__Stated task__:
Your task is to copy the material exactly.

——

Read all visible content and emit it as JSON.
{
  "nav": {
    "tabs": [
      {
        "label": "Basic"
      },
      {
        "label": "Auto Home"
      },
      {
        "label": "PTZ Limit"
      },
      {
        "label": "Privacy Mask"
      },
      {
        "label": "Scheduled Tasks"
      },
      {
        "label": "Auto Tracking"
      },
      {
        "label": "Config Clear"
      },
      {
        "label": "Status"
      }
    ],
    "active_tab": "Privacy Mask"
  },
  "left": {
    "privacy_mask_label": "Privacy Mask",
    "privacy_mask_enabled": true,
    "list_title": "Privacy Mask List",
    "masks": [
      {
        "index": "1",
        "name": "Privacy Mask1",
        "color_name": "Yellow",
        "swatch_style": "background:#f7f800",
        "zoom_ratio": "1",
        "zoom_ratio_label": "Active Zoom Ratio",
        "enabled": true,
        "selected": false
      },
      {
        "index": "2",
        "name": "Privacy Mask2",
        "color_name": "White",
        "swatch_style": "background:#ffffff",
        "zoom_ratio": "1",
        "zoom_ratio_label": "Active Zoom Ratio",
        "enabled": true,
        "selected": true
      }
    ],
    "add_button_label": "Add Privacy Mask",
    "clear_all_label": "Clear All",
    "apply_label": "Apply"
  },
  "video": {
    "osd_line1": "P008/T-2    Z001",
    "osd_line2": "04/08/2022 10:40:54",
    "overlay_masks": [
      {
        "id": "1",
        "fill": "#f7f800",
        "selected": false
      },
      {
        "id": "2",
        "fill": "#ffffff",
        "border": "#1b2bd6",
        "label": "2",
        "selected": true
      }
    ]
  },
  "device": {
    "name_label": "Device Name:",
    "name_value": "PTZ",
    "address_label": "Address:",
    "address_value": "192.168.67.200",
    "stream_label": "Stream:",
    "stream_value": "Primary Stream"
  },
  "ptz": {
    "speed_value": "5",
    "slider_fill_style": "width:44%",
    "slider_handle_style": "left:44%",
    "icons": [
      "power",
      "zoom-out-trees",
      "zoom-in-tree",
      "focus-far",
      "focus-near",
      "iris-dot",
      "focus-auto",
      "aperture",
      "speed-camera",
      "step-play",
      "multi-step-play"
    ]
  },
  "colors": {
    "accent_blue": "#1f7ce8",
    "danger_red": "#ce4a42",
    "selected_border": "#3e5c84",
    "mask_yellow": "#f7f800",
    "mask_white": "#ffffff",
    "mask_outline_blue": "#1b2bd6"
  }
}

——

__Result of the exercise__:
Read all visible content and emit it as JSON.
{
  "nav": {
    "tabs": [
      {
        "label": "Basic"
      },
      {
        "label": "Auto Home"
      },
      {
        "label": "PTZ Limit"
      },
      {
        "label": "Privacy Mask"
      },
      {
        "label": "Scheduled Tasks"
      },
      {
        "label": "Auto Tracking"
      },
      {
        "label": "Config Clear"
      },
      {
        "label": "Status"
      }
    ],
    "active_tab": "Privacy Mask"
  },
  "left": {
    "privacy_mask_label": "Privacy Mask",
    "privacy_mask_enabled": true,
    "list_title": "Privacy Mask List",
    "masks": [
      {
        "index": "1",
        "name": "Privacy Mask1",
        "color_name": "Yellow",
        "swatch_style": "background:#f7f800",
        "zoom_ratio": "1",
        "zoom_ratio_label": "Active Zoom Ratio",
        "enabled": true,
        "selected": false
      },
      {
        "index": "2",
        "name": "Privacy Mask2",
        "color_name": "White",
        "swatch_style": "background:#ffffff",
        "zoom_ratio": "1",
        "zoom_ratio_label": "Active Zoom Ratio",
        "enabled": true,
        "selected": true
      }
    ],
    "add_button_label": "Add Privacy Mask",
    "clear_all_label": "Clear All",
    "apply_label": "Apply"
  },
  "video": {
    "osd_line1": "P008/T-2    Z001",
    "osd_line2": "04/08/2022 10:40:54",
    "overlay_masks": [
      {
        "id": "1",
        "fill": "#f7f800",
        "selected": false
      },
      {
        "id": "2",
        "fill": "#ffffff",
        "border": "#1b2bd6",
        "label": "2",
        "selected": true
      }
    ]
  },
  "device": {
    "name_label": "Device Name:",
    "name_value": "PTZ",
    "address_label": "Address:",
    "address_value": "192.168.67.200",
    "stream_label": "Stream:",
    "stream_value": "Primary Stream"
  },
  "ptz": {
    "speed_value": "5",
    "slider_fill_style": "width:44%",
    "slider_handle_style": "left:44%",
    "icons": [
      "power",
      "zoom-out-trees",
      "zoom-in-tree",
      "focus-far",
      "focus-near",
      "iris-dot",
      "focus-auto",
      "aperture",
      "speed-camera",
      "step-play",
      "multi-step-play"
    ]
  },
  "colors": {
    "accent_blue": "#1f7ce8",
    "danger_red": "#ce4a42",
    "selected_border": "#3e5c84",
    "mask_yellow": "#f7f800",
    "mask_white": "#ffffff",
    "mask_outline_blue": "#1b2bd6"
  }
}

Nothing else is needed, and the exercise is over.